WHAT TO PRODUCE: Copy each line below in which the string "Discharging" occurs.
>>>
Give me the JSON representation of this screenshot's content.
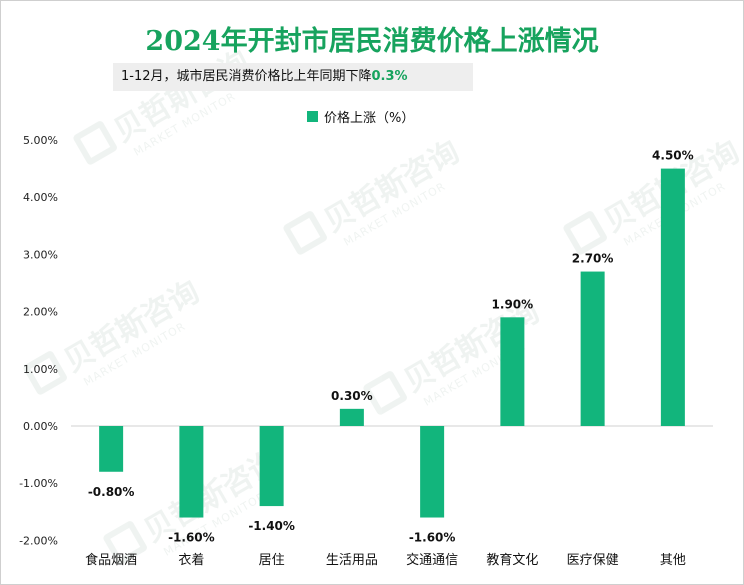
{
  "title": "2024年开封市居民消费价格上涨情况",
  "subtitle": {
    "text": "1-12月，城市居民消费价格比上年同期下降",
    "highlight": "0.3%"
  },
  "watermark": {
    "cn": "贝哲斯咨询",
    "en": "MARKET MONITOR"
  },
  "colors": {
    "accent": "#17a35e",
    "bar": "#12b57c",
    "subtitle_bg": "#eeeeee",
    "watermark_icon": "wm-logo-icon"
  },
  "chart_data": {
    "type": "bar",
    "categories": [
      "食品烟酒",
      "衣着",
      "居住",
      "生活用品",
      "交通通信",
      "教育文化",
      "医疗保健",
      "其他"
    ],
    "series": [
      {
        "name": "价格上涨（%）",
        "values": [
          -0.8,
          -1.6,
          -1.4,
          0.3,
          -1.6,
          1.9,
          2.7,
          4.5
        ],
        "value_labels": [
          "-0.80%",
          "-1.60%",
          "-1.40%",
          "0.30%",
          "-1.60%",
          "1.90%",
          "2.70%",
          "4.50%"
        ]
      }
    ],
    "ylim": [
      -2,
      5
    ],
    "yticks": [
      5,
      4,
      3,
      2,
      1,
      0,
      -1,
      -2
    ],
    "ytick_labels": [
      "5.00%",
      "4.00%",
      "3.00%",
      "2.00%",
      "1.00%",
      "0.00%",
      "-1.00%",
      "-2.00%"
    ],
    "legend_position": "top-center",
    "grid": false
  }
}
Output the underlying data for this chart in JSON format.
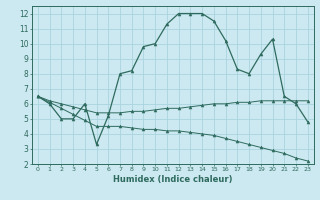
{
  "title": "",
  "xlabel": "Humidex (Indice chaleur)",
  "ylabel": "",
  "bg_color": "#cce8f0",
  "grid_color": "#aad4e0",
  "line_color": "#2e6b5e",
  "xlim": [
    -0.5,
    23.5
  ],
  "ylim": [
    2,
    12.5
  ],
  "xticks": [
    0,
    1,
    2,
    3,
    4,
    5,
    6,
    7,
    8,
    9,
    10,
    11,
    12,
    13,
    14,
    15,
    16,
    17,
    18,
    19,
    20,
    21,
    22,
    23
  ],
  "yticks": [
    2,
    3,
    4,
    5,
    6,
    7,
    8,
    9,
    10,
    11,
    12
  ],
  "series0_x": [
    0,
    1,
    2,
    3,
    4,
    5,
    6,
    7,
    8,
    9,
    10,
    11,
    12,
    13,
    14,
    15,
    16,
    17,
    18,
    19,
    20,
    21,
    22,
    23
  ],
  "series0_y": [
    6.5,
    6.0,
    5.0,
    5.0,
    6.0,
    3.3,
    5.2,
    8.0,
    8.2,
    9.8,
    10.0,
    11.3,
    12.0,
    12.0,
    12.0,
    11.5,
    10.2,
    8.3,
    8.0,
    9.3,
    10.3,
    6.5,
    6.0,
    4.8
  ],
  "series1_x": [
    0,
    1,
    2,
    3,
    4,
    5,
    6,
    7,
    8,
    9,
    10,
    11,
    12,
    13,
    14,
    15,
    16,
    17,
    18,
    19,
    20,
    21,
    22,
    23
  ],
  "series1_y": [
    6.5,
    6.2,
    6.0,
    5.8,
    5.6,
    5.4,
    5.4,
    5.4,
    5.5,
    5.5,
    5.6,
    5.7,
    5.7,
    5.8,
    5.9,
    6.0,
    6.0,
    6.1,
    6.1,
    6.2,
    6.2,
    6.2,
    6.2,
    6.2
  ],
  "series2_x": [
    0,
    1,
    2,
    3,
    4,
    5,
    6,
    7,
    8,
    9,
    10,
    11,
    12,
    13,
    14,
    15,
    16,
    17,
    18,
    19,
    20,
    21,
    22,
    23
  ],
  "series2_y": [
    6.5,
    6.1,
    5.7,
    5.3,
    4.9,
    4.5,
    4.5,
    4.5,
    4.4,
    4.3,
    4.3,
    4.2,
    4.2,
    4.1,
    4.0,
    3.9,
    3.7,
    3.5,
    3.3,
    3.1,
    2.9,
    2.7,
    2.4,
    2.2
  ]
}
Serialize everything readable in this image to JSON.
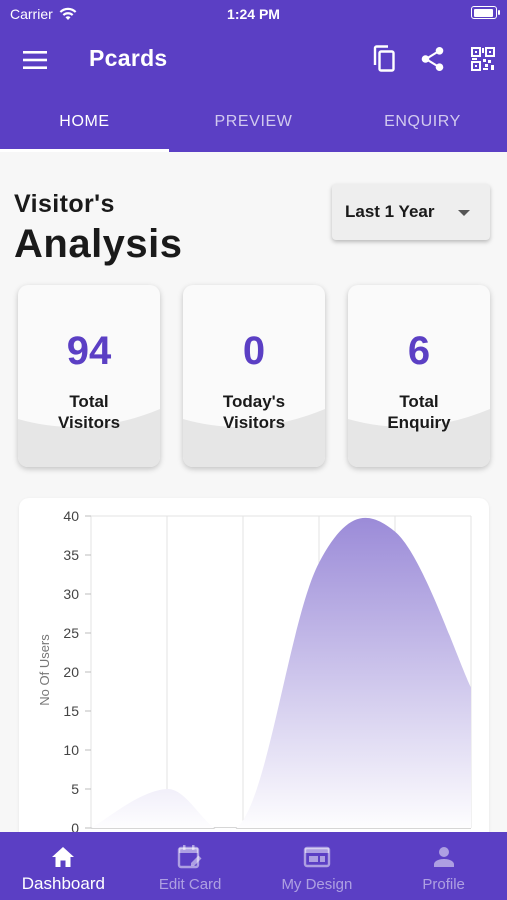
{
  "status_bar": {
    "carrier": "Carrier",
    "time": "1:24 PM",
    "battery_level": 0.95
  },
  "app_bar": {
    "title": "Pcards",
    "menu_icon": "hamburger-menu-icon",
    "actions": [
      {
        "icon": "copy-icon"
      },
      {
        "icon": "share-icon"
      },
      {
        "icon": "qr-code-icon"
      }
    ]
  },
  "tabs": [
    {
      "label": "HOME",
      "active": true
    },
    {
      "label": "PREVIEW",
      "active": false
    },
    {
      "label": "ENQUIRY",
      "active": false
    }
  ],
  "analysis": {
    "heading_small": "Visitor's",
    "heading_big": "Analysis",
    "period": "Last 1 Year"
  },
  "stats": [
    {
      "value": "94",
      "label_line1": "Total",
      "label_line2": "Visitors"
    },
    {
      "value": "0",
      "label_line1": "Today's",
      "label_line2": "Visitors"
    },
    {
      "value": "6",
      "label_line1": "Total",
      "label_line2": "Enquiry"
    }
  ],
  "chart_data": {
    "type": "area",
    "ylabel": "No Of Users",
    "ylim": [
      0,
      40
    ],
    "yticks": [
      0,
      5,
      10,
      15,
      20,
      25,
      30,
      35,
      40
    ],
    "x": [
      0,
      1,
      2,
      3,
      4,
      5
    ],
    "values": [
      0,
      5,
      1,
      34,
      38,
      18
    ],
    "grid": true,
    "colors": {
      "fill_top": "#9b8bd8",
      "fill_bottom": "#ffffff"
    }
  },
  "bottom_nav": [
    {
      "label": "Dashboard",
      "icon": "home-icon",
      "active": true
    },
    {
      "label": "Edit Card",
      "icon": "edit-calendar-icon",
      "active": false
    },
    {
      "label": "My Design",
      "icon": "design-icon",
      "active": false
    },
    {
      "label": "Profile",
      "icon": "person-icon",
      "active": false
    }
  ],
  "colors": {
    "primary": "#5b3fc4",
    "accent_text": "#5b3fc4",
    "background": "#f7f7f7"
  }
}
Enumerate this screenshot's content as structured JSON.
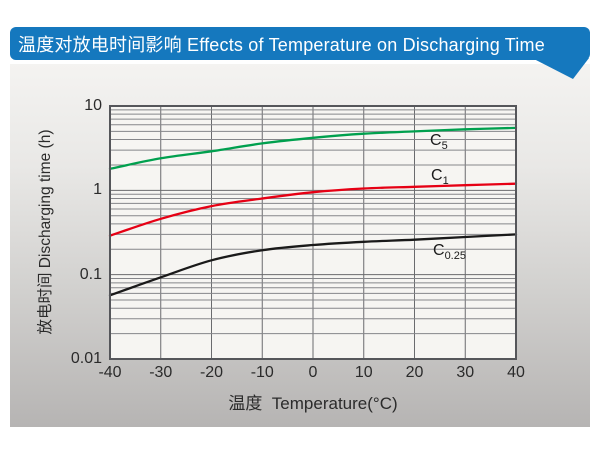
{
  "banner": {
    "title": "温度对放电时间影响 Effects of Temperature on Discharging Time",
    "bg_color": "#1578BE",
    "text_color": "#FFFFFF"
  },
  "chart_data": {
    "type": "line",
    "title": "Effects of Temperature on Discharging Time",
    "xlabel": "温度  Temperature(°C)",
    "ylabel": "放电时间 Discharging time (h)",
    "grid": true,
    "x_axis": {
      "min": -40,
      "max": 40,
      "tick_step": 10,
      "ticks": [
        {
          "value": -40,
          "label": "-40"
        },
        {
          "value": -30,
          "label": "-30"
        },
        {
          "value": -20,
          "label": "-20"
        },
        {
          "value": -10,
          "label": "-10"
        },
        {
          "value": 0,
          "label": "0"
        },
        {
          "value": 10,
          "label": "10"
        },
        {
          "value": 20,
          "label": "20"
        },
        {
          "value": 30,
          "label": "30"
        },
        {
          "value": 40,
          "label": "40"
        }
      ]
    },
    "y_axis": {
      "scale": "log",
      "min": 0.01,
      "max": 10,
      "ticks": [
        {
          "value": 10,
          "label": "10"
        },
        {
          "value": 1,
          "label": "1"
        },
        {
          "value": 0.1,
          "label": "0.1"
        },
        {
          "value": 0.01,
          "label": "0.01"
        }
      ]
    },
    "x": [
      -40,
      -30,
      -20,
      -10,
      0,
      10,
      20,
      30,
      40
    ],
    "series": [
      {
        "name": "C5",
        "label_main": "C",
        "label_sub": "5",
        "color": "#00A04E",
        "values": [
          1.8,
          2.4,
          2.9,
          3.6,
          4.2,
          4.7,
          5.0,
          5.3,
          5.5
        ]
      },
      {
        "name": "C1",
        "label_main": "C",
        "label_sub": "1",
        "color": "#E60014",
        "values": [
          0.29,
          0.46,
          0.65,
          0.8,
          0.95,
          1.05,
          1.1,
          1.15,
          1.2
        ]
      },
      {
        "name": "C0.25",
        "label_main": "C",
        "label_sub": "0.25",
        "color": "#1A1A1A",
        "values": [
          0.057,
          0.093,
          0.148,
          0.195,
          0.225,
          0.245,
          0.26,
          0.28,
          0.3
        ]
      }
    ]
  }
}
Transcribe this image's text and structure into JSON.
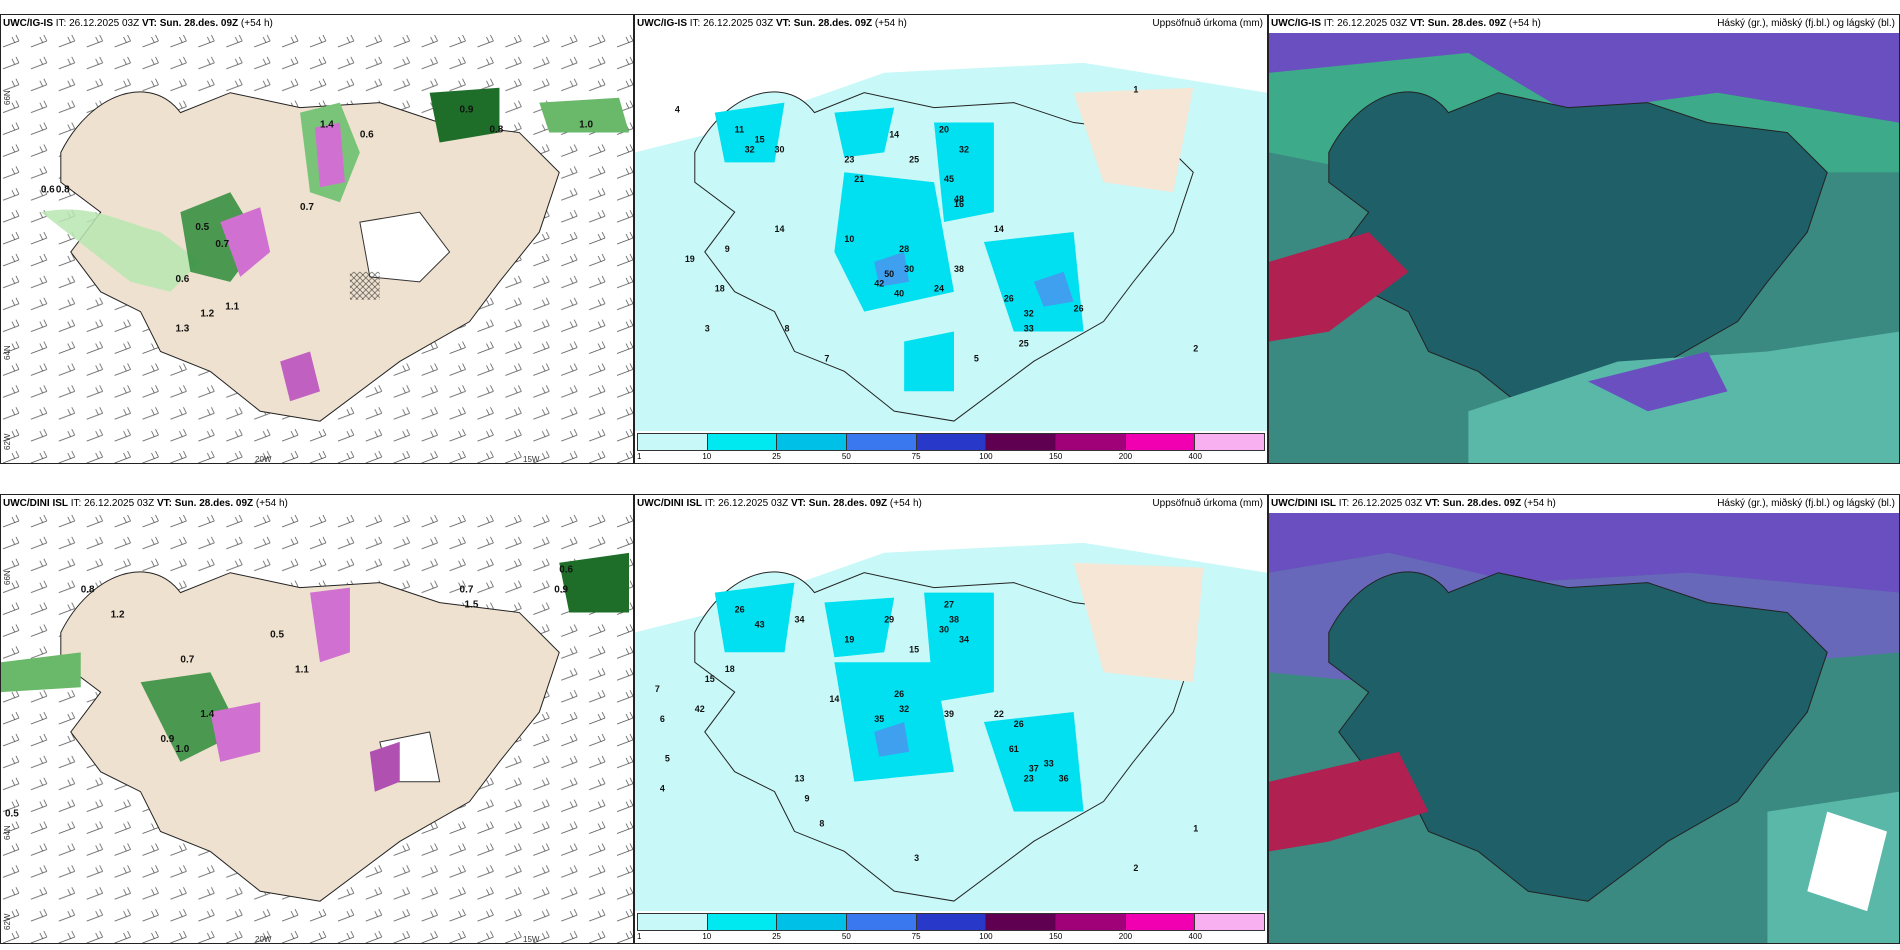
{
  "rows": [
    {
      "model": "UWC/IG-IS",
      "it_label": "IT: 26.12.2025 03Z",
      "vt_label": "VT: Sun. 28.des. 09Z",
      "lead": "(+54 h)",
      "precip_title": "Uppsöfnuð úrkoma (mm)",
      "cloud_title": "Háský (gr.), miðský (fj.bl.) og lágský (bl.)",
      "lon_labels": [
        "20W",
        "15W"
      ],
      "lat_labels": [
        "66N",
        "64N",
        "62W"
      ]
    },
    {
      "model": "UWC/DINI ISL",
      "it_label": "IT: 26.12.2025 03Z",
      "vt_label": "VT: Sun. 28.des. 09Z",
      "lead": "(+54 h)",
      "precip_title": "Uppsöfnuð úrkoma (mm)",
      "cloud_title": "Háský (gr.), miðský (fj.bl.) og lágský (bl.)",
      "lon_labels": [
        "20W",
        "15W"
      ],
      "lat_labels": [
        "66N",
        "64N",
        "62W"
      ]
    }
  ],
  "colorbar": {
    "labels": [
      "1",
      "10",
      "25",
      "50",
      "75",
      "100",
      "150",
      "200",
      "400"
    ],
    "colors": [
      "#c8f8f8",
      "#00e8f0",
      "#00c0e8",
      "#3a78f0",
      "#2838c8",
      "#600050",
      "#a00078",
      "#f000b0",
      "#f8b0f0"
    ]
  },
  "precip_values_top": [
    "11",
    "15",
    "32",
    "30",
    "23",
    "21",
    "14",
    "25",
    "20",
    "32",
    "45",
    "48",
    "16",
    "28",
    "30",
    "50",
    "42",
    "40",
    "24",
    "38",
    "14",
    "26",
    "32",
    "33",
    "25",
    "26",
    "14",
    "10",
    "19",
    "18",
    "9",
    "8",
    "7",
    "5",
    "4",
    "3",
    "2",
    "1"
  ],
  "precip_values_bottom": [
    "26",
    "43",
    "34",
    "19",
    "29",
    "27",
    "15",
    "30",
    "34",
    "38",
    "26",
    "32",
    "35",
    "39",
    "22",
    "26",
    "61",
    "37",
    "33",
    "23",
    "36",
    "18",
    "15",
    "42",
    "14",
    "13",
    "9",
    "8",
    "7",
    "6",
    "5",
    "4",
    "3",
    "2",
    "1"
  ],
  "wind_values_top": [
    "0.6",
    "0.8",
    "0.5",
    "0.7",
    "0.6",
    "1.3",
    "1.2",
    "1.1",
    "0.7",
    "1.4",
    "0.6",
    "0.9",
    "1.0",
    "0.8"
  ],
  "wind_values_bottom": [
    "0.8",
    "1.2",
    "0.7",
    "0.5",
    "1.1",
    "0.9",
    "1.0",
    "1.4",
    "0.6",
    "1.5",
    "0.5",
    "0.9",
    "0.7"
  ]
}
<<<
FINAL RESULT:
    "title": "温度对放电时间影响 Effects of Temperature on Discharging Time",
    "title": "Effects of Temperature on Discharging Time",
    "ylabel": "放电时间 Discharging time (h)",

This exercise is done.